STATED PROBLEM: Write out each line beneath this one exactly as it reads.

DATA PROVIDED:
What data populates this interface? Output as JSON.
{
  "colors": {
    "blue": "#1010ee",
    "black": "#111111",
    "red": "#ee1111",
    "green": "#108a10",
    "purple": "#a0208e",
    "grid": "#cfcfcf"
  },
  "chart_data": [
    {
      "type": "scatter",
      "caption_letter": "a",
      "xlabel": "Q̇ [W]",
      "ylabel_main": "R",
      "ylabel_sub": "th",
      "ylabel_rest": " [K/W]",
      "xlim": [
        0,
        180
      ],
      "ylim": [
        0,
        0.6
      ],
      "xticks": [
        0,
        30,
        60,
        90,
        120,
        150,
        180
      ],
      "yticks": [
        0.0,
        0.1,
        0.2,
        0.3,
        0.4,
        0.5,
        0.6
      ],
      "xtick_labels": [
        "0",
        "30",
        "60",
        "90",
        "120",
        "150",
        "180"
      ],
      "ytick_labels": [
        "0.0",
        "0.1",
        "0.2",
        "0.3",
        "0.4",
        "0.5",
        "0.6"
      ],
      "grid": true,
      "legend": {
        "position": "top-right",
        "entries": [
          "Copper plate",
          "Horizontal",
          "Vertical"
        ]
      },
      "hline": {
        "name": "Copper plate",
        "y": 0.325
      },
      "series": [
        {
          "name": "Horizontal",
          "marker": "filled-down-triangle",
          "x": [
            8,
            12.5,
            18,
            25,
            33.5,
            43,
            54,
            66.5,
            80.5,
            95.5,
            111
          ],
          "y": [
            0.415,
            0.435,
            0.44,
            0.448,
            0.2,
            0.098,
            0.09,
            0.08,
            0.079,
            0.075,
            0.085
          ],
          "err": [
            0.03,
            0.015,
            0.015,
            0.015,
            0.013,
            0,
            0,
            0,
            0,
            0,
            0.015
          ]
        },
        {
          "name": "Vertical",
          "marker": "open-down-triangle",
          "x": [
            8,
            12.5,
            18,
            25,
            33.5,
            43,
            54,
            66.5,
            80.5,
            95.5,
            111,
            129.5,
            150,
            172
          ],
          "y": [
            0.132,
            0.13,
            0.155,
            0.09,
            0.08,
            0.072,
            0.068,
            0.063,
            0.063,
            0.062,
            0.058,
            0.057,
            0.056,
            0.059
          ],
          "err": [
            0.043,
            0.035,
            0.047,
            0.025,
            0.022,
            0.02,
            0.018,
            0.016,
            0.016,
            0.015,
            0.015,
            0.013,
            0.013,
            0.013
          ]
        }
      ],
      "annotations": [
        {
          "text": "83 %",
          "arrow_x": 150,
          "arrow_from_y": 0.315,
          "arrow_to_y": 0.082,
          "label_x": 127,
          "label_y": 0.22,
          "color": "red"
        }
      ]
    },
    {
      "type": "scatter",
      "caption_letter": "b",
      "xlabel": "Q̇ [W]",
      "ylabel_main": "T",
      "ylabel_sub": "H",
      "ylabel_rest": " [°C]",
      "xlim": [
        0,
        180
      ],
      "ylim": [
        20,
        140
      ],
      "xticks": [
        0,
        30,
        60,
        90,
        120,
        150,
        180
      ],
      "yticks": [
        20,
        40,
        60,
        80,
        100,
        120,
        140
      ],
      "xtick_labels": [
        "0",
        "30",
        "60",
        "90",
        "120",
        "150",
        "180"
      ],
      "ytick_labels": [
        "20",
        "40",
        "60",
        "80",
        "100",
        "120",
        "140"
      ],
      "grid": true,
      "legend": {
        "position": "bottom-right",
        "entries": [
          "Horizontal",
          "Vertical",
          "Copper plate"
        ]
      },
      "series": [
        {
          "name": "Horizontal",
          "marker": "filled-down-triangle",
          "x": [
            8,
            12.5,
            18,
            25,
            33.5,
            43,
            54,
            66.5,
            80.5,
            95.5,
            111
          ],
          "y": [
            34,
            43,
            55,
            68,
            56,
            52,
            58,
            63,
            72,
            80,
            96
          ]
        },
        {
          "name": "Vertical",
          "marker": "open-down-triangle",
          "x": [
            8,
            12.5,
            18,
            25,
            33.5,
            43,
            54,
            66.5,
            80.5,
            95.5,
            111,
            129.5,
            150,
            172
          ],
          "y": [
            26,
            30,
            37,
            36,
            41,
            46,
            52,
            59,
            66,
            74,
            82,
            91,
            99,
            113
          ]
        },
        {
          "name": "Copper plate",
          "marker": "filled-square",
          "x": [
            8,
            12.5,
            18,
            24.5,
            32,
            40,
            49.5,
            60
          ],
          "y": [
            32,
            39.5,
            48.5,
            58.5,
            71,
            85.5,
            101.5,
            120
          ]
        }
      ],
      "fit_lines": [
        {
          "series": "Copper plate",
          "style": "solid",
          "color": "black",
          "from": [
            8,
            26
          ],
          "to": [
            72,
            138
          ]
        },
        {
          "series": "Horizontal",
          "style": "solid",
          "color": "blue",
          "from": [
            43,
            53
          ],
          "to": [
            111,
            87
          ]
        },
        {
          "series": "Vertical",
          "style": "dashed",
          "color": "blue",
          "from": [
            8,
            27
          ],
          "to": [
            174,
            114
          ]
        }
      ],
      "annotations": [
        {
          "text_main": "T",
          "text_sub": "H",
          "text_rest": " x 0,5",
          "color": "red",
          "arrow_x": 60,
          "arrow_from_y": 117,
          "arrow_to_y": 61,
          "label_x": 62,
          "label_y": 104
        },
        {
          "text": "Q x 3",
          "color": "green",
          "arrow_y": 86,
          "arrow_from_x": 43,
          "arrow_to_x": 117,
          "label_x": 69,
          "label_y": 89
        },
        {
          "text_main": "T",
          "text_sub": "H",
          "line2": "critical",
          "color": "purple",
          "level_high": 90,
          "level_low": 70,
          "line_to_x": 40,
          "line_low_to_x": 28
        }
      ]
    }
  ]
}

RIGHT ANSWER:
What data populates this interface? Output as JSON.
{
  "colors": {
    "blue": "#1010ee",
    "black": "#111111",
    "red": "#ee1111",
    "green": "#108a10",
    "purple": "#a0208e",
    "grid": "#cfcfcf"
  },
  "chart_data": [
    {
      "type": "scatter",
      "caption_letter": "a",
      "xlabel": "Q̇ [W]",
      "ylabel_main": "R",
      "ylabel_sub": "th",
      "ylabel_rest": " [K/W]",
      "xlim": [
        0,
        180
      ],
      "ylim": [
        0,
        0.6
      ],
      "xticks": [
        0,
        30,
        60,
        90,
        120,
        150,
        180
      ],
      "yticks": [
        0.0,
        0.1,
        0.2,
        0.3,
        0.4,
        0.5,
        0.6
      ],
      "xtick_labels": [
        "0",
        "30",
        "60",
        "90",
        "120",
        "150",
        "180"
      ],
      "ytick_labels": [
        "0.0",
        "0.1",
        "0.2",
        "0.3",
        "0.4",
        "0.5",
        "0.6"
      ],
      "grid": true,
      "legend": {
        "position": "top-right",
        "entries": [
          "Copper plate",
          "Horizontal",
          "Vertical"
        ]
      },
      "hline": {
        "name": "Copper plate",
        "y": 0.325
      },
      "series": [
        {
          "name": "Horizontal",
          "marker": "filled-down-triangle",
          "x": [
            8,
            12.5,
            18,
            25,
            33.5,
            43,
            54,
            66.5,
            80.5,
            95.5,
            111
          ],
          "y": [
            0.415,
            0.435,
            0.44,
            0.448,
            0.2,
            0.098,
            0.09,
            0.08,
            0.079,
            0.075,
            0.085
          ],
          "err": [
            0.03,
            0.015,
            0.015,
            0.015,
            0.013,
            0,
            0,
            0,
            0,
            0,
            0.015
          ]
        },
        {
          "name": "Vertical",
          "marker": "open-down-triangle",
          "x": [
            8,
            12.5,
            18,
            25,
            33.5,
            43,
            54,
            66.5,
            80.5,
            95.5,
            111,
            129.5,
            150,
            172
          ],
          "y": [
            0.132,
            0.13,
            0.155,
            0.09,
            0.08,
            0.072,
            0.068,
            0.063,
            0.063,
            0.062,
            0.058,
            0.057,
            0.056,
            0.059
          ],
          "err": [
            0.043,
            0.035,
            0.047,
            0.025,
            0.022,
            0.02,
            0.018,
            0.016,
            0.016,
            0.015,
            0.015,
            0.013,
            0.013,
            0.013
          ]
        }
      ],
      "annotations": [
        {
          "text": "83 %",
          "arrow_x": 150,
          "arrow_from_y": 0.315,
          "arrow_to_y": 0.082,
          "label_x": 127,
          "label_y": 0.22,
          "color": "red"
        }
      ]
    },
    {
      "type": "scatter",
      "caption_letter": "b",
      "xlabel": "Q̇ [W]",
      "ylabel_main": "T",
      "ylabel_sub": "H",
      "ylabel_rest": " [°C]",
      "xlim": [
        0,
        180
      ],
      "ylim": [
        20,
        140
      ],
      "xticks": [
        0,
        30,
        60,
        90,
        120,
        150,
        180
      ],
      "yticks": [
        20,
        40,
        60,
        80,
        100,
        120,
        140
      ],
      "xtick_labels": [
        "0",
        "30",
        "60",
        "90",
        "120",
        "150",
        "180"
      ],
      "ytick_labels": [
        "20",
        "40",
        "60",
        "80",
        "100",
        "120",
        "140"
      ],
      "grid": true,
      "legend": {
        "position": "bottom-right",
        "entries": [
          "Horizontal",
          "Vertical",
          "Copper plate"
        ]
      },
      "series": [
        {
          "name": "Horizontal",
          "marker": "filled-down-triangle",
          "x": [
            8,
            12.5,
            18,
            25,
            33.5,
            43,
            54,
            66.5,
            80.5,
            95.5,
            111
          ],
          "y": [
            34,
            43,
            55,
            68,
            56,
            52,
            58,
            63,
            72,
            80,
            96
          ]
        },
        {
          "name": "Vertical",
          "marker": "open-down-triangle",
          "x": [
            8,
            12.5,
            18,
            25,
            33.5,
            43,
            54,
            66.5,
            80.5,
            95.5,
            111,
            129.5,
            150,
            172
          ],
          "y": [
            26,
            30,
            37,
            36,
            41,
            46,
            52,
            59,
            66,
            74,
            82,
            91,
            99,
            113
          ]
        },
        {
          "name": "Copper plate",
          "marker": "filled-square",
          "x": [
            8,
            12.5,
            18,
            24.5,
            32,
            40,
            49.5,
            60
          ],
          "y": [
            32,
            39.5,
            48.5,
            58.5,
            71,
            85.5,
            101.5,
            120
          ]
        }
      ],
      "fit_lines": [
        {
          "series": "Copper plate",
          "style": "solid",
          "color": "black",
          "from": [
            8,
            26
          ],
          "to": [
            72,
            138
          ]
        },
        {
          "series": "Horizontal",
          "style": "solid",
          "color": "blue",
          "from": [
            43,
            53
          ],
          "to": [
            111,
            87
          ]
        },
        {
          "series": "Vertical",
          "style": "dashed",
          "color": "blue",
          "from": [
            8,
            27
          ],
          "to": [
            174,
            114
          ]
        }
      ],
      "annotations": [
        {
          "text_main": "T",
          "text_sub": "H",
          "text_rest": " x 0,5",
          "color": "red",
          "arrow_x": 60,
          "arrow_from_y": 117,
          "arrow_to_y": 61,
          "label_x": 62,
          "label_y": 104
        },
        {
          "text": "Q x 3",
          "color": "green",
          "arrow_y": 86,
          "arrow_from_x": 43,
          "arrow_to_x": 117,
          "label_x": 69,
          "label_y": 89
        },
        {
          "text_main": "T",
          "text_sub": "H",
          "line2": "critical",
          "color": "purple",
          "level_high": 90,
          "level_low": 70,
          "line_to_x": 40,
          "line_low_to_x": 28
        }
      ]
    }
  ]
}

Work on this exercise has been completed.